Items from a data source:
^^^^
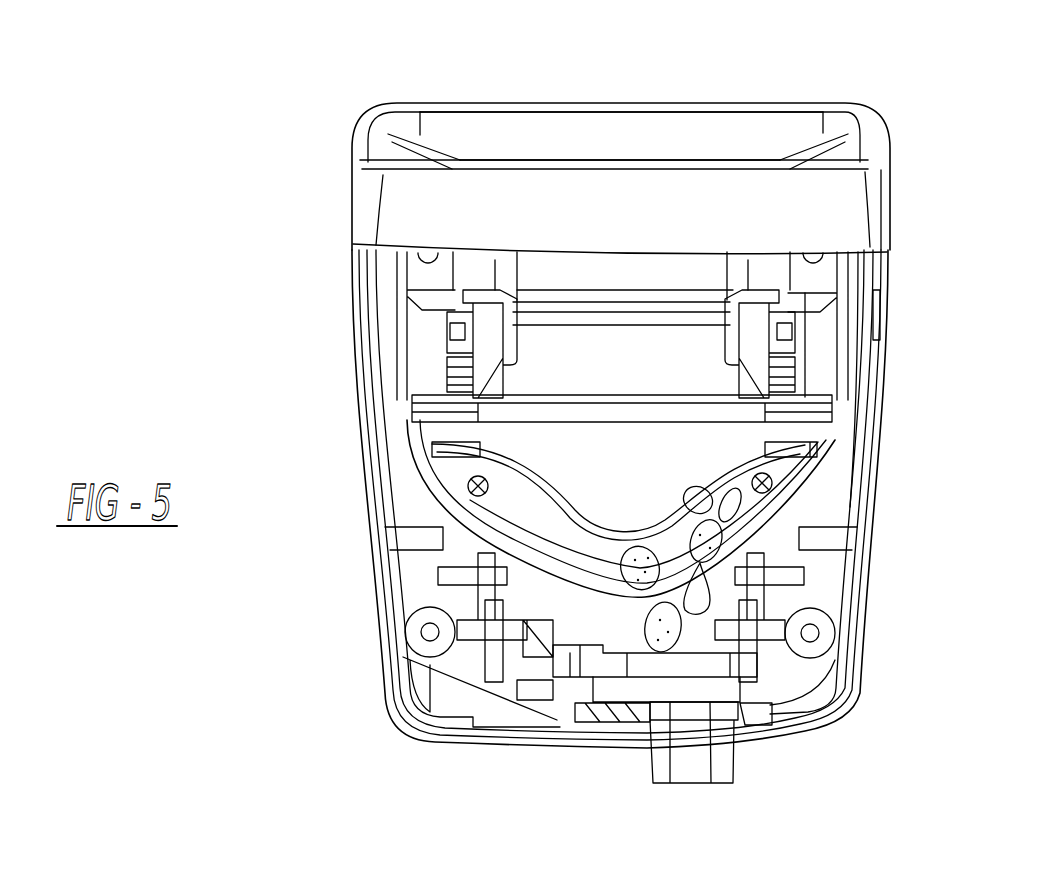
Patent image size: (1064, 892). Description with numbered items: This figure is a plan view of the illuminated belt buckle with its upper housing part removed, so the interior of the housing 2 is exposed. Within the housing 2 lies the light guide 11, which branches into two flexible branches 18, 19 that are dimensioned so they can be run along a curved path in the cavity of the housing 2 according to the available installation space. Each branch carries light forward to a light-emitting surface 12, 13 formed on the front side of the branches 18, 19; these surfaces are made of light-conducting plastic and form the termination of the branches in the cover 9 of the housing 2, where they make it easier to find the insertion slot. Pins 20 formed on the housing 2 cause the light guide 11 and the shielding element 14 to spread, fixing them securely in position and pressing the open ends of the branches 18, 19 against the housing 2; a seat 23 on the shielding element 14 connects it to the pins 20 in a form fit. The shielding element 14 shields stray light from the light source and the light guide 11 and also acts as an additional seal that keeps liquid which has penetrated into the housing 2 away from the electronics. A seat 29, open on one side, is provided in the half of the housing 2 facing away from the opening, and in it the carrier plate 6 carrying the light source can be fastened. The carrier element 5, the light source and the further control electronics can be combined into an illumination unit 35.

The housing 2 is at (873, 568).
The carrier element 5 is at (686, 103).
The carrier plate 6 is at (763, 663).
The cover 9 is at (878, 208).
The light guide 11 is at (877, 267).
The light-emitting surface 12 is at (860, 120).
The light-emitting surface 13 is at (377, 117).
The shielding element 14 is at (790, 433).
The branch 18 is at (882, 317).
The branch 19 is at (358, 317).
The pins 20 is at (480, 486).
The seat 23 is at (520, 496).
The seat 29 is at (740, 743).
The illumination unit 35 is at (663, 663).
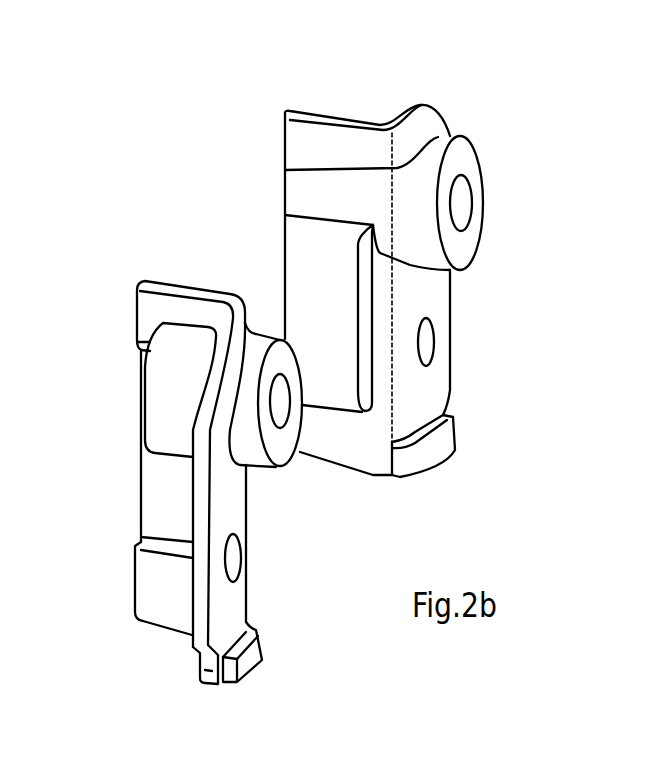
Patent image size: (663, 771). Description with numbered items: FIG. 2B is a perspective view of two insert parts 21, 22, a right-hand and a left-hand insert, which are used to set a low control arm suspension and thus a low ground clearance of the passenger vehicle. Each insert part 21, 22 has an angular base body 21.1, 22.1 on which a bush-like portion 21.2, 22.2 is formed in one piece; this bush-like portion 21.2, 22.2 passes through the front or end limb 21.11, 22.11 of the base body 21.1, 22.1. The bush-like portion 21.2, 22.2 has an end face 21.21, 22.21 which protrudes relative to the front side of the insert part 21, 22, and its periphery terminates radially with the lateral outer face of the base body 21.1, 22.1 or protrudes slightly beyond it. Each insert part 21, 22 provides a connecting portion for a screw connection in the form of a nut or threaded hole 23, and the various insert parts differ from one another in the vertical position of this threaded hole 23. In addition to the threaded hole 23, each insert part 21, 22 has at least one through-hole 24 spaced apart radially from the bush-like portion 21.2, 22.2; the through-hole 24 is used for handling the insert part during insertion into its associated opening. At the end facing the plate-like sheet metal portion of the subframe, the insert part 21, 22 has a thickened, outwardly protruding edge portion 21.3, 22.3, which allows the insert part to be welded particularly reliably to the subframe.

The insert part 21 is at (117, 268).
The angular base body 21.1 is at (158, 587).
The front or end limb 21.11 is at (202, 492).
The bush-like portion 21.2 is at (158, 407).
The end face 21.21 is at (275, 448).
The edge portion 21.3 is at (248, 662).
The insert part 22 is at (431, 86).
The angular base body 22.1 is at (305, 143).
The front or end limb 22.11 is at (433, 382).
The bush-like portion 22.2 is at (445, 147).
The end face 22.21 is at (465, 163).
The edge portion 22.3 is at (440, 447).
The threaded hole 23 is at (460, 212).
The through-hole 24 is at (430, 342).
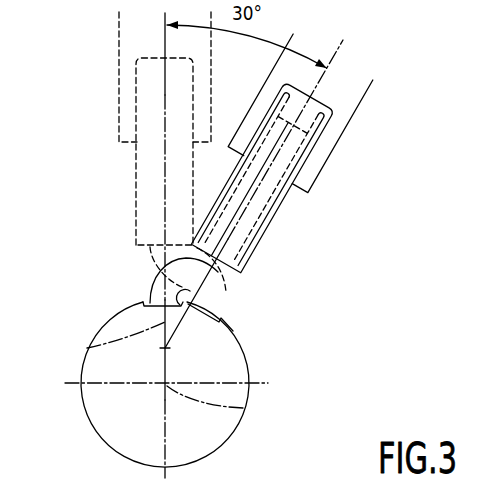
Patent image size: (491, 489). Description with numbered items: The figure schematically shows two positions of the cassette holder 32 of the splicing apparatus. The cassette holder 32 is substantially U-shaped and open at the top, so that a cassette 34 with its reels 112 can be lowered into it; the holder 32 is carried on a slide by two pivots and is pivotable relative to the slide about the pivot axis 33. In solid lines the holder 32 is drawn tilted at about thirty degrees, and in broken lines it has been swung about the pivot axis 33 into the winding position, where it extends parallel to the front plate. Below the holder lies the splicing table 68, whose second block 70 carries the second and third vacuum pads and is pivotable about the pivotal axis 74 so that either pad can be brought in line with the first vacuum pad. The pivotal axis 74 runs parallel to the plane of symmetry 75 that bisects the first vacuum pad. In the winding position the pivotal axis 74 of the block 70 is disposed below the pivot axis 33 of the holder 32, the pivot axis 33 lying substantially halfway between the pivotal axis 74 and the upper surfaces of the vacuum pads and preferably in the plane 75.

The cassette holder 32 is at (324, 194).
The pivot axis 33 is at (168, 347).
The cassette 34 is at (136, 216).
The splicing table 68 is at (95, 310).
The second pivotal block 70 is at (210, 438).
The pivotal axis 74 is at (243, 408).
The plane of symmetry 75 is at (87, 348).
The reels 112 is at (310, 153).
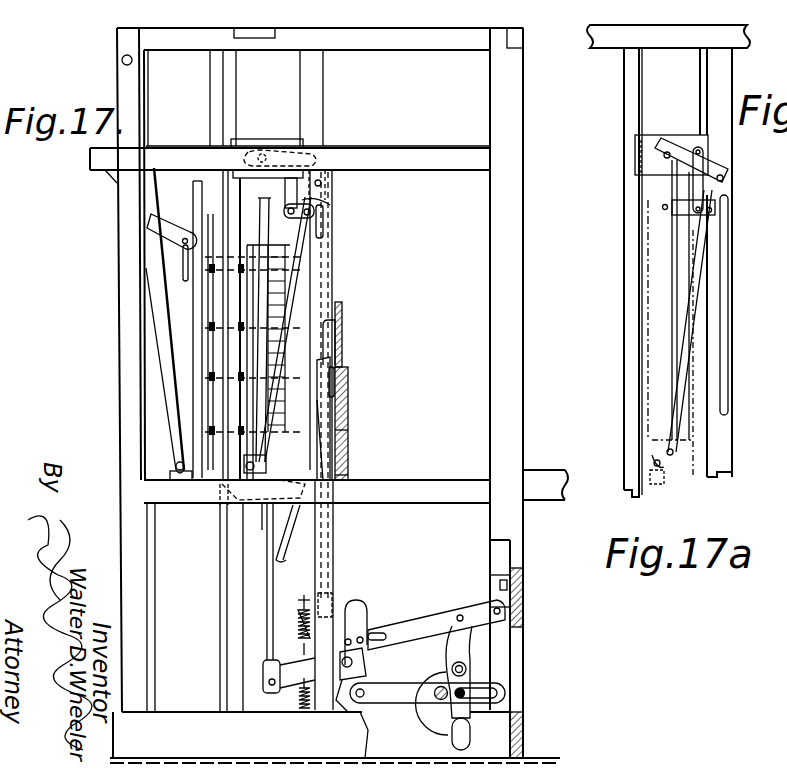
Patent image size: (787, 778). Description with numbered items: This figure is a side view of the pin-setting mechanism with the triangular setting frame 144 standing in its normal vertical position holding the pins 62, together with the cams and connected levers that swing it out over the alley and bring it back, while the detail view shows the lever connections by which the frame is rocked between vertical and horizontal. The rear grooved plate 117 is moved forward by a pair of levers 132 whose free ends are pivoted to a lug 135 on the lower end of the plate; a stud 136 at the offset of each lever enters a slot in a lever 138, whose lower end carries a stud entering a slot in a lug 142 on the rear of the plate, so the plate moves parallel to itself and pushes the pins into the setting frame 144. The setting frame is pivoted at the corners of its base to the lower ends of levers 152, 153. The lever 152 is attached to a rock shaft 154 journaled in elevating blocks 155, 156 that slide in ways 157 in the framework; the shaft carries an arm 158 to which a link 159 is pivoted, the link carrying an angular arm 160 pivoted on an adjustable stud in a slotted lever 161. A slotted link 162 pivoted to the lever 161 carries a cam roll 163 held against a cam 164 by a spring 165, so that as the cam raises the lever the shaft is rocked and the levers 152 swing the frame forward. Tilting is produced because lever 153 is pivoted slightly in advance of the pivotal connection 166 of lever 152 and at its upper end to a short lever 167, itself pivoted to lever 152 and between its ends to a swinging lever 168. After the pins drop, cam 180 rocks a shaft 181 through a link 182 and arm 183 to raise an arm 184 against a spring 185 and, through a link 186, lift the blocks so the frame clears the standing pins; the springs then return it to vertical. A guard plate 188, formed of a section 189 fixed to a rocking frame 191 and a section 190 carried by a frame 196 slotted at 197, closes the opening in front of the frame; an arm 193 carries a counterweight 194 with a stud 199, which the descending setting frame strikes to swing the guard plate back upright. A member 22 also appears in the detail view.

In FIG. 17A, the frame member 22 is at (773, 295).
In FIG. 17, the pins 62 is at (195, 313).
In FIG. 17, the rear grooved plate 117 is at (206, 376).
In FIG. 17, the levers 132 is at (163, 418).
In FIG. 17, the lug 135 is at (185, 480).
In FIG. 17, the stud 136 is at (178, 468).
In FIG. 17, the lever 138 is at (172, 222).
In FIG. 17, the lug 142 is at (184, 284).
In FIG. 17, the setting frame 144 is at (303, 276).
In FIG. 17A, the setting frame 144 is at (645, 282).
In FIG. 17, the lever 152 is at (300, 358).
In FIG. 17A, the lever 152 is at (655, 410).
In FIG. 17, the lever 153 is at (300, 337).
In FIG. 17A, the lever 153 is at (680, 413).
In FIG. 17A, the rock shaft 154 is at (668, 157).
In FIG. 17, the elevating block 155 is at (262, 140).
In FIG. 17A, the elevating block 156 is at (648, 142).
In FIG. 17A, the ways 157 is at (633, 95).
In FIG. 17A, the arm 158 is at (706, 168).
In FIG. 17, the link 159 is at (324, 220).
In FIG. 17A, the link 159 is at (729, 340).
In FIG. 17, the angular arm 160 is at (349, 610).
In FIG. 17, the slotted lever 161 is at (414, 626).
In FIG. 17, the slotted link 162 is at (465, 636).
In FIG. 17, the cam roll 163 is at (468, 670).
In FIG. 17, the cam 164 is at (440, 716).
In FIG. 17, the spring 165 is at (298, 630).
In FIG. 17A, the pivotal connection 166 is at (655, 465).
In FIG. 17A, the short lever 167 is at (680, 213).
In FIG. 17A, the swinging lever 168 is at (716, 203).
In FIG. 17, the cam 180 is at (470, 722).
In FIG. 17, the shaft 181 is at (368, 660).
In FIG. 17, the link 182 is at (504, 692).
In FIG. 17, the arm 183 is at (367, 675).
In FIG. 17, the arm 184 is at (296, 664).
In FIG. 17, the spring 185 is at (303, 712).
In FIG. 17, the link 186 is at (274, 580).
In FIG. 17, the guard plate 188 is at (343, 402).
In FIG. 17, the guard plate section 189 is at (342, 316).
In FIG. 17, the guard plate section 190 is at (346, 472).
In FIG. 17, the rocking frame 191 is at (323, 413).
In FIG. 17, the arm 193 is at (296, 523).
In FIG. 17, the counterweight 194 is at (262, 520).
In FIG. 17, the frame 196 is at (346, 440).
In FIG. 17, the slot 197 is at (336, 388).
In FIG. 17, the stud 199 is at (216, 512).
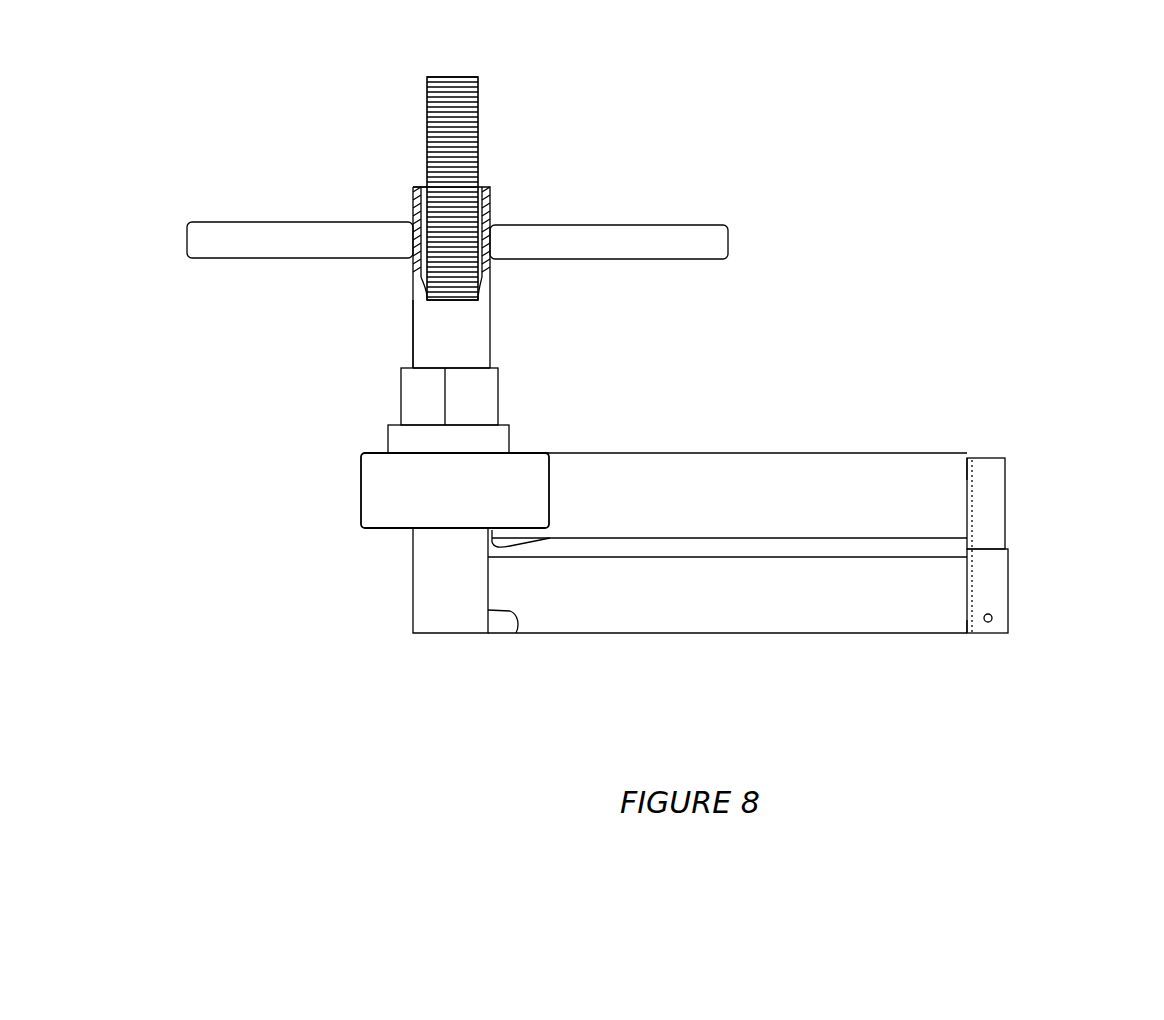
^^^^
Problem statement
Can you repeat, word for word, everything from the start of the records down through the line containing "The illumination unit 35 is at (663, 663).", with both ends included? Leave the pictures out of your answer.

Result for this exercise
Patent image size: (1064, 892). Description with numbered items: This figure is a plan view of the illuminated belt buckle with its upper housing part removed, so the interior of the housing 2 is exposed. Within the housing 2 lies the light guide 11, which branches into two flexible branches 18, 19 that are dimensioned so they can be run along a curved path in the cavity of the housing 2 according to the available installation space. Each branch carries light forward to a light-emitting surface 12, 13 formed on the front side of the branches 18, 19; these surfaces are made of light-conducting plastic and form the termination of the branches in the cover 9 of the housing 2, where they make it easier to find the insertion slot. Pins 20 formed on the housing 2 cause the light guide 11 and the shielding element 14 to spread, fixing them securely in position and pressing the open ends of the branches 18, 19 against the housing 2; a seat 23 on the shielding element 14 connects it to the pins 20 in a form fit. The shielding element 14 shields stray light from the light source and the light guide 11 and also acts as an additional seal that keeps liquid which has penetrated into the housing 2 away from the electronics. A seat 29, open on one side, is provided in the half of the housing 2 facing away from the opening, and in it the carrier plate 6 carrying the light source can be fastened. The carrier element 5, the light source and the further control electronics can be combined into an illumination unit 35.

The housing 2 is at (873, 568).
The carrier element 5 is at (686, 103).
The carrier plate 6 is at (763, 663).
The cover 9 is at (878, 208).
The light guide 11 is at (877, 267).
The light-emitting surface 12 is at (860, 120).
The light-emitting surface 13 is at (377, 117).
The shielding element 14 is at (790, 433).
The branch 18 is at (882, 317).
The branch 19 is at (358, 317).
The pins 20 is at (480, 486).
The seat 23 is at (520, 496).
The seat 29 is at (740, 743).
The illumination unit 35 is at (663, 663).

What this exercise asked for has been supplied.